[Stored data entries]
==========
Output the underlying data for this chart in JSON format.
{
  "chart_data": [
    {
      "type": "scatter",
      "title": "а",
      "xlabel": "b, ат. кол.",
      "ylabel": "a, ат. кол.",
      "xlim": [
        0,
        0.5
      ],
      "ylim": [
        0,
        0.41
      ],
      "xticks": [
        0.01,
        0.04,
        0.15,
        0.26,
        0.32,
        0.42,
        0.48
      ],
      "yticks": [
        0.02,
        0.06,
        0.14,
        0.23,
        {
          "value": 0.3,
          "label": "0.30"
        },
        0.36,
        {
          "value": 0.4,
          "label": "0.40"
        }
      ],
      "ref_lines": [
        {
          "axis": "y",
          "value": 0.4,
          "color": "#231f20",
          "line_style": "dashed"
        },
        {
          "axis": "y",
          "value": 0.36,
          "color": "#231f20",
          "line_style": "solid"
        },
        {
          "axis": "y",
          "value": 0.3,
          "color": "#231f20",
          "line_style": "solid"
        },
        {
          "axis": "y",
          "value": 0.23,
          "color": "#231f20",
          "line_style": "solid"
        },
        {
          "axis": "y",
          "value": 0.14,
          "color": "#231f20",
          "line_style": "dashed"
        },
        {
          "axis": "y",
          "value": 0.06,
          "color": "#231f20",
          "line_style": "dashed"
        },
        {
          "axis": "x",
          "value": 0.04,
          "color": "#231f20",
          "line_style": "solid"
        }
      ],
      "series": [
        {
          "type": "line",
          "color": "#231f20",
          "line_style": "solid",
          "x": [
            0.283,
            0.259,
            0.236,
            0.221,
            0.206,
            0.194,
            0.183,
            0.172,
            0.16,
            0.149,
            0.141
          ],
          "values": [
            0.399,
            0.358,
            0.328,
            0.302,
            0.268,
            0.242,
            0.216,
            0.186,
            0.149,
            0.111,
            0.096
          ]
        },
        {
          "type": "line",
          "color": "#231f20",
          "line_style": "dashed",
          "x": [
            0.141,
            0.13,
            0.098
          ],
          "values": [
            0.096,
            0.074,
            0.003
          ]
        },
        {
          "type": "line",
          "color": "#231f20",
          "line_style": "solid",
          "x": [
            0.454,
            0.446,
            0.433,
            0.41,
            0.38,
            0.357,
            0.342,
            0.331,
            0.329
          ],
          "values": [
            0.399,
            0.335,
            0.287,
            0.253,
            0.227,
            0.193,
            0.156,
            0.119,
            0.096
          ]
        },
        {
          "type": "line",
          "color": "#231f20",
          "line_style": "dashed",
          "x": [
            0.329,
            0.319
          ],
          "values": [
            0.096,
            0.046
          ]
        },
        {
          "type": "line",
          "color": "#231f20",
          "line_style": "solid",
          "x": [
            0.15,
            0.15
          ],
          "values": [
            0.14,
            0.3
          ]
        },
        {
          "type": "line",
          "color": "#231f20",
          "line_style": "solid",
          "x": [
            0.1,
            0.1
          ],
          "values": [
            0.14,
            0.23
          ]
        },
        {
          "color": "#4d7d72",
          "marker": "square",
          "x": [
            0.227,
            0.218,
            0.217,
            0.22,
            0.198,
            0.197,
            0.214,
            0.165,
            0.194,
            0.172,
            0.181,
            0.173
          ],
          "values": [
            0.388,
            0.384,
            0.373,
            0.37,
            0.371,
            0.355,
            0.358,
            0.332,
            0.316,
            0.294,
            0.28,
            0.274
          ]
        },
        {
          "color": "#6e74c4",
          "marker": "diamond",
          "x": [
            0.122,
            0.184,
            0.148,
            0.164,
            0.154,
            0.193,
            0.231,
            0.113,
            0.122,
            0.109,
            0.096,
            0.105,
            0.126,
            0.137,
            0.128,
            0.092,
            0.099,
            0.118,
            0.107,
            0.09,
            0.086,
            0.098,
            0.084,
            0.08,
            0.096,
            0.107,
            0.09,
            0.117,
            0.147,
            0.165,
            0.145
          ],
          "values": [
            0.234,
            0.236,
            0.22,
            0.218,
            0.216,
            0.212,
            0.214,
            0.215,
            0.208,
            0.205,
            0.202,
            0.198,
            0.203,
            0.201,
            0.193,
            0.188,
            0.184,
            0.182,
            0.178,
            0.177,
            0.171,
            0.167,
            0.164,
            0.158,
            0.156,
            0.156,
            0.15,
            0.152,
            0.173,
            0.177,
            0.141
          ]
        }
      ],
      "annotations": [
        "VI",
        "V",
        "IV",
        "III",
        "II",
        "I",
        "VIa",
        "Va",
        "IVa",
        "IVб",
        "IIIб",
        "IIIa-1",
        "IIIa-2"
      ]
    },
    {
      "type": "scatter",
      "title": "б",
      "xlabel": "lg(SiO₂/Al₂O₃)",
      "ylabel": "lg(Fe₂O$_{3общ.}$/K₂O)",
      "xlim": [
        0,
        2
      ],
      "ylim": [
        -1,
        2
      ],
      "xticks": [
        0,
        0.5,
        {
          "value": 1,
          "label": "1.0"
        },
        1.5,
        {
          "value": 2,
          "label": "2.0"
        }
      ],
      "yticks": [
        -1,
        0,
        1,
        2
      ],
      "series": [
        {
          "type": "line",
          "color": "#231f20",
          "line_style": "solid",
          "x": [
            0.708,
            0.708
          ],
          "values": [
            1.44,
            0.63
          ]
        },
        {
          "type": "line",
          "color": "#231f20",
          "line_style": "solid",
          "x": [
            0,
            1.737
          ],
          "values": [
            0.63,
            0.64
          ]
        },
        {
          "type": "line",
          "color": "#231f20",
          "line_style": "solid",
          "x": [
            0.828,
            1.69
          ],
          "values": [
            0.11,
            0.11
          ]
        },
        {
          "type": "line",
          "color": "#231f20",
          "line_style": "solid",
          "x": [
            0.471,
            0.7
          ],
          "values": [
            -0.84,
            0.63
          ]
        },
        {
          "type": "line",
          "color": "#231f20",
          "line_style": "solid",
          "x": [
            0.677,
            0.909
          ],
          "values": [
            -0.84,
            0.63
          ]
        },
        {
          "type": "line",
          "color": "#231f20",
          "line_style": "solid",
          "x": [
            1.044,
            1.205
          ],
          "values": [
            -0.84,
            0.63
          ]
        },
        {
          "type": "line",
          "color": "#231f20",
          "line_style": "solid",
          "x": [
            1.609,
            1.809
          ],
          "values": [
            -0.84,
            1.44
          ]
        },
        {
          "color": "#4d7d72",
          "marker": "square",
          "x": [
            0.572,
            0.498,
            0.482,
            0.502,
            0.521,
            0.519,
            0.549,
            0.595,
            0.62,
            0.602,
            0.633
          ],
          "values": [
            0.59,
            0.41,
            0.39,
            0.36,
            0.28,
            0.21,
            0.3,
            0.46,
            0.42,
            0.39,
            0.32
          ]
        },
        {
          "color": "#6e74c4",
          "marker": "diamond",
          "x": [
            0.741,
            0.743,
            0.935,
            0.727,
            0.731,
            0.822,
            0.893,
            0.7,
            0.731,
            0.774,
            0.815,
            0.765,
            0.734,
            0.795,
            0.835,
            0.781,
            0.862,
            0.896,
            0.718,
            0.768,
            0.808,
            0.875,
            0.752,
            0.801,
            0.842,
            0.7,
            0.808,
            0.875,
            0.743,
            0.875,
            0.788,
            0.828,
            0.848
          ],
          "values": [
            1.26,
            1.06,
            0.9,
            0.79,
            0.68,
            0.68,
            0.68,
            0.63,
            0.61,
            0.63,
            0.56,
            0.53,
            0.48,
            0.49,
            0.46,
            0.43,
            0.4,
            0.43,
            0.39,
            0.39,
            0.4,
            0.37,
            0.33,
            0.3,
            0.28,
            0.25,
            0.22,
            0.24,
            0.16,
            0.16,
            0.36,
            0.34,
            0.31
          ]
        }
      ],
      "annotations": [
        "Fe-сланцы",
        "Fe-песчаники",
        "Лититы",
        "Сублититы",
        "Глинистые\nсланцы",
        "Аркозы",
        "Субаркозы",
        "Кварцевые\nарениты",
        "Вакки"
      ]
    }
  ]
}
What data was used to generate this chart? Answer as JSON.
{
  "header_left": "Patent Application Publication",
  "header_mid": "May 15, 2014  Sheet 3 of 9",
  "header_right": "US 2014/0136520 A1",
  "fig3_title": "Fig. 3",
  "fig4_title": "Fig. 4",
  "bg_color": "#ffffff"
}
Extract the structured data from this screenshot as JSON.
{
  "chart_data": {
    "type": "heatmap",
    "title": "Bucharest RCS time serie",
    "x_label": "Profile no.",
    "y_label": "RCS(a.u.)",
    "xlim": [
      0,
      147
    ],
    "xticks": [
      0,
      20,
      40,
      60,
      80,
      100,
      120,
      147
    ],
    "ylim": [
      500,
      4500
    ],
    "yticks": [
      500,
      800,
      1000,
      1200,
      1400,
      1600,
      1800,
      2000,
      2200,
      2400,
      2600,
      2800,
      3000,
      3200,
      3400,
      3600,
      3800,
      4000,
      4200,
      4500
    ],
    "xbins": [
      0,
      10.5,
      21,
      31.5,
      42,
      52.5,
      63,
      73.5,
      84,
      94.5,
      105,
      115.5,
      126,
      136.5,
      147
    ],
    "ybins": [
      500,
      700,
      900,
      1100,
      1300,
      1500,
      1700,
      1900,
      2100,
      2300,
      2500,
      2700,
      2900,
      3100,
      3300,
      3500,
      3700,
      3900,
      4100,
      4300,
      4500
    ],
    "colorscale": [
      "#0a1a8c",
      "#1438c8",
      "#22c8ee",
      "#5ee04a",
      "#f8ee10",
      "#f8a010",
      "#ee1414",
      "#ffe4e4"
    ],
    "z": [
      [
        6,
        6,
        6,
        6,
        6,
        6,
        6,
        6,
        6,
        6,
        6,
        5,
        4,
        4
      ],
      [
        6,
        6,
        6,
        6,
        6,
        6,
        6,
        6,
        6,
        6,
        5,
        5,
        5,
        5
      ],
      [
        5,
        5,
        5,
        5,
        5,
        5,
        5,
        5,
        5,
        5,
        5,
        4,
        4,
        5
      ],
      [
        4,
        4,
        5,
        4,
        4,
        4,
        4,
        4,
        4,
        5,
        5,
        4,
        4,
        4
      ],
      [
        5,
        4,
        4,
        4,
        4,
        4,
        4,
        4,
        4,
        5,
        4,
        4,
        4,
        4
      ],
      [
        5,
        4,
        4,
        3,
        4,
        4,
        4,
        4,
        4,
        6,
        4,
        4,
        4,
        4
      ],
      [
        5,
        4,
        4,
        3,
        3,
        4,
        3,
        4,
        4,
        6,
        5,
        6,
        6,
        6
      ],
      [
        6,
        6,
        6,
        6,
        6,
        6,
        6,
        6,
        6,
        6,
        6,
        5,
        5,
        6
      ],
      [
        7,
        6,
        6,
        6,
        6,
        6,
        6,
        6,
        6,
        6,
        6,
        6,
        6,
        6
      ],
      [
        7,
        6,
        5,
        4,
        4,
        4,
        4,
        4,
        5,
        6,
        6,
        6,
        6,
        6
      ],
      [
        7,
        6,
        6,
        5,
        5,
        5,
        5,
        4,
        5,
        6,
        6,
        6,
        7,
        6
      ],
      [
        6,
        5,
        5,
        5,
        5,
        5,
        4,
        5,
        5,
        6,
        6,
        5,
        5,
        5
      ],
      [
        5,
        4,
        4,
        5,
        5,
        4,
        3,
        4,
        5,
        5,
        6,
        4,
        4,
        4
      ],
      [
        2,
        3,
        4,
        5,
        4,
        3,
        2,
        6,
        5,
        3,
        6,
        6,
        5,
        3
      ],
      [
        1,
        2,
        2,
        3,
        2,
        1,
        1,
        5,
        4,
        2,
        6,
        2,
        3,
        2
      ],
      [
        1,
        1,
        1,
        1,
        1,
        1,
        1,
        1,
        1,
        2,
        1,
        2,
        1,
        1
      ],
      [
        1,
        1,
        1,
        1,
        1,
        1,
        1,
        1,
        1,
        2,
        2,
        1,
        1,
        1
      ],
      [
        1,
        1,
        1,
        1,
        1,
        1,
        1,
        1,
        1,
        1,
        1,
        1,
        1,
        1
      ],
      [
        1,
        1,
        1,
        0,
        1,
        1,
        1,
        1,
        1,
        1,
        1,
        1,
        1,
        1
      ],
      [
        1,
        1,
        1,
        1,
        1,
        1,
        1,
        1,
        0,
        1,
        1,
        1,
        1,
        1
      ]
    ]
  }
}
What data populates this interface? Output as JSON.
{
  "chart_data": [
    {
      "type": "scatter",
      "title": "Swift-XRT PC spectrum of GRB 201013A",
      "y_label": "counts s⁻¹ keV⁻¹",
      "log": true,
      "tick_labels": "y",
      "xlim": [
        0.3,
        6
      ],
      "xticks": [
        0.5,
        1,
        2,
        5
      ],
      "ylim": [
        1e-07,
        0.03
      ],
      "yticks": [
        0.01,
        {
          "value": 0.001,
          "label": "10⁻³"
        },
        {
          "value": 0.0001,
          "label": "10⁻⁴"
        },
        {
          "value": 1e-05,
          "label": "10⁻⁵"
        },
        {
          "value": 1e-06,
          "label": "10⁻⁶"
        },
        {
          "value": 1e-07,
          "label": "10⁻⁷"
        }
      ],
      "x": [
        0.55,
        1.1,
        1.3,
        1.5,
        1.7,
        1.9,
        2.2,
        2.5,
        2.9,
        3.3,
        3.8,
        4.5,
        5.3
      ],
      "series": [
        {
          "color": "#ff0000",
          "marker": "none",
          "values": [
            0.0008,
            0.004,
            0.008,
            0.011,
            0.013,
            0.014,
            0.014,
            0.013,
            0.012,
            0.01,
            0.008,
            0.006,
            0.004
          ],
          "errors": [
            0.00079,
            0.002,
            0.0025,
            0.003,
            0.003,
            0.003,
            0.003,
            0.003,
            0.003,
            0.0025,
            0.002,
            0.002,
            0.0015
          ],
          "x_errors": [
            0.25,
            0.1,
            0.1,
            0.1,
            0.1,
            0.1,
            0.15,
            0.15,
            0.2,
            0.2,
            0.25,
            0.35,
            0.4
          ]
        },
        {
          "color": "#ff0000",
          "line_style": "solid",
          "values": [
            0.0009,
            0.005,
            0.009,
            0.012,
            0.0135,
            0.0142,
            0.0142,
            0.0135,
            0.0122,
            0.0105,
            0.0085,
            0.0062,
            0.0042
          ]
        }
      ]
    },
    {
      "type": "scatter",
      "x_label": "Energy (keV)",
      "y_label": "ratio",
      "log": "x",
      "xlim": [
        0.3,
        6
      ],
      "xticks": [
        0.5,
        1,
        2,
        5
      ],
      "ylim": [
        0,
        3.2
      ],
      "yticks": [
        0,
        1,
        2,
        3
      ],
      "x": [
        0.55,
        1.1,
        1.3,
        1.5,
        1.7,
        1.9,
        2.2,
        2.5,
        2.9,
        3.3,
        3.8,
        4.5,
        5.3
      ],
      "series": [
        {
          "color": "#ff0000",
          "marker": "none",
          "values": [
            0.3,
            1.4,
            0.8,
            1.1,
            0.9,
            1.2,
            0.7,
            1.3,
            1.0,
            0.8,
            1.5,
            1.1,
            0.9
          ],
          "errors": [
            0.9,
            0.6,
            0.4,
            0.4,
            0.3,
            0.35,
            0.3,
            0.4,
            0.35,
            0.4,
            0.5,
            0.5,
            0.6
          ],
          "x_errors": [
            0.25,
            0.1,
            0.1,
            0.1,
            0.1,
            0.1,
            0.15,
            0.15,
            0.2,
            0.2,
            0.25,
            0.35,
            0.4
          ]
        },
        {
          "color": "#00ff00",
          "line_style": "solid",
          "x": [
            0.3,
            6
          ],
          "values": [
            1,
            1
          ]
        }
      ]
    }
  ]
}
==========
** What you need to do **
Go through the material above and copy each line that has the word "JSON".

** Task output **
Output the underlying data for this chart in JSON format.
What data was used to generate this chart? Answer as JSON.
Extract the structured data from this screenshot as JSON.
What data populates this interface? Output as JSON.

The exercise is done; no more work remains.